- **THE TASK**:
Go through the entries, filter for the word "range", and copy every line that has it.

- **RECORD EXCERPTS**:
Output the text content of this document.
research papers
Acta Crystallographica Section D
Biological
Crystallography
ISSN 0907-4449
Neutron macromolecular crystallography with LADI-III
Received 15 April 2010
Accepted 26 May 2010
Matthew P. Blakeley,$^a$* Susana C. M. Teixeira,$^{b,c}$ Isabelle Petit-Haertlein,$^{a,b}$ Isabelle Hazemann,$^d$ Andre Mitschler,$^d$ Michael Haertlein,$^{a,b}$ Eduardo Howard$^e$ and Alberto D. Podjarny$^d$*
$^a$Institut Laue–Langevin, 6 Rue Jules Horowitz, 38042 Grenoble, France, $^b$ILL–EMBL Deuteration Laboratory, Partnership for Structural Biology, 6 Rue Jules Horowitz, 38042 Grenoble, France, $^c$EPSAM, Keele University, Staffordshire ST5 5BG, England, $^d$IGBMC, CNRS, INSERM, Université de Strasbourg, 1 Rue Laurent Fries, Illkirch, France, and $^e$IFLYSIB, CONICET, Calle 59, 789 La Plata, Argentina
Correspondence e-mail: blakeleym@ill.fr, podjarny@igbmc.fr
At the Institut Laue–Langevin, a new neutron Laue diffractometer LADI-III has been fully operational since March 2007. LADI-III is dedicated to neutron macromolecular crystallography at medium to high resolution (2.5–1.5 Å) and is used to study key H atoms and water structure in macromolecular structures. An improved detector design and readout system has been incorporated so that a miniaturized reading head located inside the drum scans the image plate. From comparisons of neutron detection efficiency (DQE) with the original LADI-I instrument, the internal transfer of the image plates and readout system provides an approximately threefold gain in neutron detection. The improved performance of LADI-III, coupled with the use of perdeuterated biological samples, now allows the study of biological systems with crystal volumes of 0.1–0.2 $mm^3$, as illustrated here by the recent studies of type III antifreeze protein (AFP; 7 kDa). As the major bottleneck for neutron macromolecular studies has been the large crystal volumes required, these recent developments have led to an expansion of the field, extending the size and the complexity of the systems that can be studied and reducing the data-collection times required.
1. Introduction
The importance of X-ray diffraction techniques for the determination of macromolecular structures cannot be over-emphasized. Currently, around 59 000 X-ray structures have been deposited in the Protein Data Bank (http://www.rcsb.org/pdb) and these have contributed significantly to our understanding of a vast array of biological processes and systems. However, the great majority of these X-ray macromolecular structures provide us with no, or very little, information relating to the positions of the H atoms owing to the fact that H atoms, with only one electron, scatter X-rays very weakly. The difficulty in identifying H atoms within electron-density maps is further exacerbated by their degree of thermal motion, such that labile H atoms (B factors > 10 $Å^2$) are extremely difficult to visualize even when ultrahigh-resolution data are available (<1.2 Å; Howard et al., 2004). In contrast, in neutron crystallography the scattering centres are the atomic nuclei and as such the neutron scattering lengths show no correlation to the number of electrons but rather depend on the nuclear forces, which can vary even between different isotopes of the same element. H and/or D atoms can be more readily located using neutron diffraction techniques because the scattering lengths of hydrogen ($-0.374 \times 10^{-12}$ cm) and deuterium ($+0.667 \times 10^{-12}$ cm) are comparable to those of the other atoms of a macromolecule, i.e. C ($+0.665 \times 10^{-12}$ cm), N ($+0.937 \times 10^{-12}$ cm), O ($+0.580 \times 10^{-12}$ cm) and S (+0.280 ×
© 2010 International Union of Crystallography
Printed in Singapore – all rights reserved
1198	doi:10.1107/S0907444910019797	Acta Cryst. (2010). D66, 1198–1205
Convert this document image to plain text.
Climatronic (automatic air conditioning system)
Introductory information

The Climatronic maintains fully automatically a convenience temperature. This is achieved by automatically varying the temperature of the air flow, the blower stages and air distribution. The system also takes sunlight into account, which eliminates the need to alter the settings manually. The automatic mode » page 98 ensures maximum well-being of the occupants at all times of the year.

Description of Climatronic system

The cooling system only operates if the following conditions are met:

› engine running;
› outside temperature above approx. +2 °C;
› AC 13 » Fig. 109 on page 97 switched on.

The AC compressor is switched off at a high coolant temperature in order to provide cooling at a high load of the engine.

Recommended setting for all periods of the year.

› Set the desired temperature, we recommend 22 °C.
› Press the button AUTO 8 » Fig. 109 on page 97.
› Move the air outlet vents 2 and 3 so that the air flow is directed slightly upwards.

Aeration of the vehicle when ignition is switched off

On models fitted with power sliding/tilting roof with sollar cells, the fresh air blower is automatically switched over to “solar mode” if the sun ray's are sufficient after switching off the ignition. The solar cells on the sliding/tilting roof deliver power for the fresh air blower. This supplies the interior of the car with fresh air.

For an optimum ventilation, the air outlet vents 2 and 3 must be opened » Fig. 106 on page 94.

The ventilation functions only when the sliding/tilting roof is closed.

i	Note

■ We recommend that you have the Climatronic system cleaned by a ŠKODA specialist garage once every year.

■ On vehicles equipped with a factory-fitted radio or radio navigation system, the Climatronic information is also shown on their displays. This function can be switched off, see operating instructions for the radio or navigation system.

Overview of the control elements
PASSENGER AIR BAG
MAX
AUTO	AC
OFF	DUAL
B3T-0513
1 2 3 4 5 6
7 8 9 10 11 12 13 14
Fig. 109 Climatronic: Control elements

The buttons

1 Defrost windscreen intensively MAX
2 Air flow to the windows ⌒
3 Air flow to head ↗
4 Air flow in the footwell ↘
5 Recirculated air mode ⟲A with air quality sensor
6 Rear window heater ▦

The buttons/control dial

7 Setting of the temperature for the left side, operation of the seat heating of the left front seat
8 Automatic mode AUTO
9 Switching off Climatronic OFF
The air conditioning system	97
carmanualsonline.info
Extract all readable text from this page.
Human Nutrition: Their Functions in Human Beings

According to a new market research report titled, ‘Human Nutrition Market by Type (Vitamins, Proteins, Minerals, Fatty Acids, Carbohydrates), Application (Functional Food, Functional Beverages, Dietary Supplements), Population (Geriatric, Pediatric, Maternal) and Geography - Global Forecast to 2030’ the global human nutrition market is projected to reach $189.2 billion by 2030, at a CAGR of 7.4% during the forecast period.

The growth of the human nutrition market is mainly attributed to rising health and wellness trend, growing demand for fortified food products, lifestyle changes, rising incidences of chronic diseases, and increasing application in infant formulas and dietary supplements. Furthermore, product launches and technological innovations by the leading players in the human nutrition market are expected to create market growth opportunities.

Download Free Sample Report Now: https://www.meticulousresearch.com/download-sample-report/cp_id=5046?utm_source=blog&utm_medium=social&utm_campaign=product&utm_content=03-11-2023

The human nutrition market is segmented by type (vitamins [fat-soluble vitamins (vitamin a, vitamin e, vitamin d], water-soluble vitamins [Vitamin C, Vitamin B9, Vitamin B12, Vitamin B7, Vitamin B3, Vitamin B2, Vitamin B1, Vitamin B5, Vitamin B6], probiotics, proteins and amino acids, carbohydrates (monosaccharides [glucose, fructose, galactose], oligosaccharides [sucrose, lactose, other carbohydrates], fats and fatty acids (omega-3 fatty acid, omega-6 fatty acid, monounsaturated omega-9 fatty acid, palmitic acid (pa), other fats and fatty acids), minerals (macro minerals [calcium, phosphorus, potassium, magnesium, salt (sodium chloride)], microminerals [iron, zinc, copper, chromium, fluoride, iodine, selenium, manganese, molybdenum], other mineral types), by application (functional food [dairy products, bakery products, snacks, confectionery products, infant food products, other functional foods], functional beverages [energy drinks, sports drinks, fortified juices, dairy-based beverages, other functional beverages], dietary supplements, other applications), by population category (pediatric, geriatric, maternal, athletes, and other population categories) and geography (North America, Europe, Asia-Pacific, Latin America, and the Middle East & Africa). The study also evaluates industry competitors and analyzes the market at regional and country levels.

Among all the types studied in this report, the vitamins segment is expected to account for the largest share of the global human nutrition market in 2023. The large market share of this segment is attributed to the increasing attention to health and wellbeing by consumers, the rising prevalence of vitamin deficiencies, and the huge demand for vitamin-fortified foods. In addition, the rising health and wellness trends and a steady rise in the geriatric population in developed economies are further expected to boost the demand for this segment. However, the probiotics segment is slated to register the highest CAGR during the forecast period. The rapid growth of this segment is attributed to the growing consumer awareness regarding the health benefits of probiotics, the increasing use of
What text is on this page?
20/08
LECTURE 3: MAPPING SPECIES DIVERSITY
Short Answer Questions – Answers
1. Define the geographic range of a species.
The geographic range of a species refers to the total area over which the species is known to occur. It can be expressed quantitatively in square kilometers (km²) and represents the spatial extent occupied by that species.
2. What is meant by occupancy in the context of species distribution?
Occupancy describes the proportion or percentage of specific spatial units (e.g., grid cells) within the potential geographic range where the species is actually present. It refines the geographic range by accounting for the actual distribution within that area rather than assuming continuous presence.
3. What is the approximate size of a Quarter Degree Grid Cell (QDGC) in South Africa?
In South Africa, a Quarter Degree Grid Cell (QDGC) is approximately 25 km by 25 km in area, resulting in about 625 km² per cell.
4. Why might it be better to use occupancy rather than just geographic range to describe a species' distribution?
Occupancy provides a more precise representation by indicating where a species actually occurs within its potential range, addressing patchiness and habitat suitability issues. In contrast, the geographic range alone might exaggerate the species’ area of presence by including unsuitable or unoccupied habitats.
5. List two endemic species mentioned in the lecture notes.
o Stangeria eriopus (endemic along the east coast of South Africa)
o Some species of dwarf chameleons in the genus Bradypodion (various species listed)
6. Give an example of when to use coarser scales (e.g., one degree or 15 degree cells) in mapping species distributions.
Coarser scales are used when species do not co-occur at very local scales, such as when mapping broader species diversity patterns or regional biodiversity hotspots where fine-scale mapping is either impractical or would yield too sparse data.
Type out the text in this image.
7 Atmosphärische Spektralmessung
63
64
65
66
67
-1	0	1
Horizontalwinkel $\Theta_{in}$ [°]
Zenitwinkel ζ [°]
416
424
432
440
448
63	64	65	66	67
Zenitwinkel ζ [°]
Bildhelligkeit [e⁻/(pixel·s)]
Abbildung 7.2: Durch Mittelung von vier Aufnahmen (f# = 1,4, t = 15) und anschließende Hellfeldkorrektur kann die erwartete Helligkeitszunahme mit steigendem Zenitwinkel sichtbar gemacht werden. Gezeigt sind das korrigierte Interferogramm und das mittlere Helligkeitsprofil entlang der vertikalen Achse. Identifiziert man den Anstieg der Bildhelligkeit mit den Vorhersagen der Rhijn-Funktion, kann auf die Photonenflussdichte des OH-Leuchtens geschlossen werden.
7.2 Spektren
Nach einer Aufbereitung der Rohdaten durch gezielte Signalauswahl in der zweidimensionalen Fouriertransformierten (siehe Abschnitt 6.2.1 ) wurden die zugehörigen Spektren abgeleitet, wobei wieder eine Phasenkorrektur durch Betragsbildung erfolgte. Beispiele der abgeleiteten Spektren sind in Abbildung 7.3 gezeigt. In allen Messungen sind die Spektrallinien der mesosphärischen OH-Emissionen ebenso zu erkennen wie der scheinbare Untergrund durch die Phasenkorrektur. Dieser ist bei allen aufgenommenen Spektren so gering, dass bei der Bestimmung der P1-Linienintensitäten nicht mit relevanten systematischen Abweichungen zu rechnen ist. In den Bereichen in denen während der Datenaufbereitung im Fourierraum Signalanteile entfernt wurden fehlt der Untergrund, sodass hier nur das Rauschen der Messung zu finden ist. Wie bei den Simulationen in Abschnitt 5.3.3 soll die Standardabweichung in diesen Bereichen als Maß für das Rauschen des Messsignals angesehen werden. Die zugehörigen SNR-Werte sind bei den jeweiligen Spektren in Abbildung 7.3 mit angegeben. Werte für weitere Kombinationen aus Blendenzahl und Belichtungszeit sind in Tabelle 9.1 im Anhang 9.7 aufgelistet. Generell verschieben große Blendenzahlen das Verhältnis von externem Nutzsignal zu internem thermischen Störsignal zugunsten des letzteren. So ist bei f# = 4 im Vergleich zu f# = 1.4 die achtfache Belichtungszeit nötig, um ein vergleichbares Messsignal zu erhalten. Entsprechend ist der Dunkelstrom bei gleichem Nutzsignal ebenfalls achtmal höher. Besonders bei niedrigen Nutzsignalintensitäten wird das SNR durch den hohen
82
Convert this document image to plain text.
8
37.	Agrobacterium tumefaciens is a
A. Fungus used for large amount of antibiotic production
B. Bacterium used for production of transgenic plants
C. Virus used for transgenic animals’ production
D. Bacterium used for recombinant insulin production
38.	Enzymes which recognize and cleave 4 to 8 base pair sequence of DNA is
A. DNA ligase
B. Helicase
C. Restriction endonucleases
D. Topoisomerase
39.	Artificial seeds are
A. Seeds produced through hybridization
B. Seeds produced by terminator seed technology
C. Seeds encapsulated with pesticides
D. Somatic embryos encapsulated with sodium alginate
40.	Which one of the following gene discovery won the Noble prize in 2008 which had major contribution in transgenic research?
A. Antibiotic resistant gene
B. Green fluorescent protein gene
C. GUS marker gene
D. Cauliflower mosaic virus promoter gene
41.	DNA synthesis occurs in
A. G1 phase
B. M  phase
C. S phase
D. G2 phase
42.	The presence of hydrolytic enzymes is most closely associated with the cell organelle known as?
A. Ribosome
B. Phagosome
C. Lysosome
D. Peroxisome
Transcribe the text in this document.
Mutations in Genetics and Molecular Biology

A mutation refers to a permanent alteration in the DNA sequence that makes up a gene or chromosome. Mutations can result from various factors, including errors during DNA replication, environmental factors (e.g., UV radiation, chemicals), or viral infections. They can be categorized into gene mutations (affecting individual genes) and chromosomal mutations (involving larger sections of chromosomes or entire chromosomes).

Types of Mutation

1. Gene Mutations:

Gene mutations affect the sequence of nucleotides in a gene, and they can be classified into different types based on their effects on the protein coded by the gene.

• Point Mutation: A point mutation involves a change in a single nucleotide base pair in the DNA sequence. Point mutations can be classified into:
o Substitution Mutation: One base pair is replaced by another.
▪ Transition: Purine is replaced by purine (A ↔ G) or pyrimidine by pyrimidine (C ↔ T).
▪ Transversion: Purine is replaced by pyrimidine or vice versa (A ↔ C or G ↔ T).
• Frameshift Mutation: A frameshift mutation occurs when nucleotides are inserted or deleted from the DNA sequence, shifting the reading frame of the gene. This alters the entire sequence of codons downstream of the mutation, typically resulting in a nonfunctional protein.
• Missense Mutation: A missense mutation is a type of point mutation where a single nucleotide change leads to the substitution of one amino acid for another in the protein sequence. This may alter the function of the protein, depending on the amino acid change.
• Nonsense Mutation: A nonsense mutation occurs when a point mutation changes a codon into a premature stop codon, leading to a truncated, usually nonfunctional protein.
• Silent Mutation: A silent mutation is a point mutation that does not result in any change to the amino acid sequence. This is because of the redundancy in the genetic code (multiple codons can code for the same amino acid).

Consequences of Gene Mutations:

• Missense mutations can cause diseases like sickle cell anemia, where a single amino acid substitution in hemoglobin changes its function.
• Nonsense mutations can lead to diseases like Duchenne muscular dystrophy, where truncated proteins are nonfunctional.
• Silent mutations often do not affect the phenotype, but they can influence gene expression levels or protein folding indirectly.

- **RESPONSE TO THE TASK**:
1. Define the geographic range of a species.
The geographic range of a species refers to the total area over which the species is known to occur. It can be expressed quantitatively in square kilometers (km²) and represents the spatial extent occupied by that species.
Occupancy describes the proportion or percentage of specific spatial units (e.g., grid cells) within the potential geographic range where the species is actually present. It refines the geographic range by accounting for the actual distribution within that area rather than assuming continuous presence.
4. Why might it be better to use occupancy rather than just geographic range to describe a species' distribution?
Occupancy provides a more precise representation by indicating where a species actually occurs within its potential range, addressing patchiness and habitat suitability issues. In contrast, the geographic range alone might exaggerate the species’ area of presence by including unsuitable or unoccupied habitats.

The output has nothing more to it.